══ Data excerpts
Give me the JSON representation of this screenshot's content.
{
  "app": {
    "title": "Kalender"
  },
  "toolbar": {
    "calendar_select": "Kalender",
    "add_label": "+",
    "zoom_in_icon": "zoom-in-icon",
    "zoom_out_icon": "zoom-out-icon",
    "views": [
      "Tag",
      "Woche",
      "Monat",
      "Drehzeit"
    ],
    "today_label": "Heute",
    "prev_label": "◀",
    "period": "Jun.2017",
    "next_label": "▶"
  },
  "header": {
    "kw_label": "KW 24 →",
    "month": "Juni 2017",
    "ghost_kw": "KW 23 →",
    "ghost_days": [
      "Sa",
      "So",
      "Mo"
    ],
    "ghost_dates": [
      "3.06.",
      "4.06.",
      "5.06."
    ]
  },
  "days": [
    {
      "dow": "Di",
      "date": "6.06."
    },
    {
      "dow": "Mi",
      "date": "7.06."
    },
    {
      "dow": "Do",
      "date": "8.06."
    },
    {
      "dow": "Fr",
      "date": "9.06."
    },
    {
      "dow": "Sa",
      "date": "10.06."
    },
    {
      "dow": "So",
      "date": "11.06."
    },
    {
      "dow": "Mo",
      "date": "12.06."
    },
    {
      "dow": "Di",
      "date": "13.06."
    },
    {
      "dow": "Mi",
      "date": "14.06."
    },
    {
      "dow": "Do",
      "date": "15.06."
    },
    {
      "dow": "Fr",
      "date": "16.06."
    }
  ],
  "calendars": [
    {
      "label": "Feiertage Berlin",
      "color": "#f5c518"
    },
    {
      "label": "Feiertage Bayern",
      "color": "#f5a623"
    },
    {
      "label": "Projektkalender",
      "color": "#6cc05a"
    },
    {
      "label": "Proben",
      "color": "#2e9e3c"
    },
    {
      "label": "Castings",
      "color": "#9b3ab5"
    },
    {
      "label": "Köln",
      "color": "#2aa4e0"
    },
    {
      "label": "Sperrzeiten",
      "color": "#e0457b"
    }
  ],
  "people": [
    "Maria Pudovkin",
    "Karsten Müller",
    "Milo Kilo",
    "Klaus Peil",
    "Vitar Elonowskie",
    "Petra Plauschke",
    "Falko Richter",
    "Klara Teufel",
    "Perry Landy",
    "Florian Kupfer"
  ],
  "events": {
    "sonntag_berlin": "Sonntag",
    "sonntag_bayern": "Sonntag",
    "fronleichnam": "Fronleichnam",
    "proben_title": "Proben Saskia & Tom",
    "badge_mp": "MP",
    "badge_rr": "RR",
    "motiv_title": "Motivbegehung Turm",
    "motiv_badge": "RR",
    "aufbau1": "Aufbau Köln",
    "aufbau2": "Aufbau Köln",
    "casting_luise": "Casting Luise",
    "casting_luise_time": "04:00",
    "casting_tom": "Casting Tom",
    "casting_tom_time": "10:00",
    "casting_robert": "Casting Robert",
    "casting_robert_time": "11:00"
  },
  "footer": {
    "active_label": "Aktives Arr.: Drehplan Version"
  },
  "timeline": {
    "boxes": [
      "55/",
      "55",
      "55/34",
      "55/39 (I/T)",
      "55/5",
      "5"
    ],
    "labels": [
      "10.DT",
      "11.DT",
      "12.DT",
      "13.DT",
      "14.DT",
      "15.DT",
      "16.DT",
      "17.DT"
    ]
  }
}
════
Extract all of the data above and output it character for character.

Give me the JSON representation of this screenshot's content.
{
  "app": {
    "title": "Kalender"
  },
  "toolbar": {
    "calendar_select": "Kalender",
    "add_label": "+",
    "zoom_in_icon": "zoom-in-icon",
    "zoom_out_icon": "zoom-out-icon",
    "views": [
      "Tag",
      "Woche",
      "Monat",
      "Drehzeit"
    ],
    "today_label": "Heute",
    "prev_label": "◀",
    "period": "Jun.2017",
    "next_label": "▶"
  },
  "header": {
    "kw_label": "KW 24 →",
    "month": "Juni 2017",
    "ghost_kw": "KW 23 →",
    "ghost_days": [
      "Sa",
      "So",
      "Mo"
    ],
    "ghost_dates": [
      "3.06.",
      "4.06.",
      "5.06."
    ]
  },
  "days": [
    {
      "dow": "Di",
      "date": "6.06."
    },
    {
      "dow": "Mi",
      "date": "7.06."
    },
    {
      "dow": "Do",
      "date": "8.06."
    },
    {
      "dow": "Fr",
      "date": "9.06."
    },
    {
      "dow": "Sa",
      "date": "10.06."
    },
    {
      "dow": "So",
      "date": "11.06."
    },
    {
      "dow": "Mo",
      "date": "12.06."
    },
    {
      "dow": "Di",
      "date": "13.06."
    },
    {
      "dow": "Mi",
      "date": "14.06."
    },
    {
      "dow": "Do",
      "date": "15.06."
    },
    {
      "dow": "Fr",
      "date": "16.06."
    }
  ],
  "calendars": [
    {
      "label": "Feiertage Berlin",
      "color": "#f5c518"
    },
    {
      "label": "Feiertage Bayern",
      "color": "#f5a623"
    },
    {
      "label": "Projektkalender",
      "color": "#6cc05a"
    },
    {
      "label": "Proben",
      "color": "#2e9e3c"
    },
    {
      "label": "Castings",
      "color": "#9b3ab5"
    },
    {
      "label": "Köln",
      "color": "#2aa4e0"
    },
    {
      "label": "Sperrzeiten",
      "color": "#e0457b"
    }
  ],
  "people": [
    "Maria Pudovkin",
    "Karsten Müller",
    "Milo Kilo",
    "Klaus Peil",
    "Vitar Elonowskie",
    "Petra Plauschke",
    "Falko Richter",
    "Klara Teufel",
    "Perry Landy",
    "Florian Kupfer"
  ],
  "events": {
    "sonntag_berlin": "Sonntag",
    "sonntag_bayern": "Sonntag",
    "fronleichnam": "Fronleichnam",
    "proben_title": "Proben Saskia & Tom",
    "badge_mp": "MP",
    "badge_rr": "RR",
    "motiv_title": "Motivbegehung Turm",
    "motiv_badge": "RR",
    "aufbau1": "Aufbau Köln",
    "aufbau2": "Aufbau Köln",
    "casting_luise": "Casting Luise",
    "casting_luise_time": "04:00",
    "casting_tom": "Casting Tom",
    "casting_tom_time": "10:00",
    "casting_robert": "Casting Robert",
    "casting_robert_time": "11:00"
  },
  "footer": {
    "active_label": "Aktives Arr.: Drehplan Version"
  },
  "timeline": {
    "boxes": [
      "55/",
      "55",
      "55/34",
      "55/39 (I/T)",
      "55/5",
      "5"
    ],
    "labels": [
      "10.DT",
      "11.DT",
      "12.DT",
      "13.DT",
      "14.DT",
      "15.DT",
      "16.DT",
      "17.DT"
    ]
  }
}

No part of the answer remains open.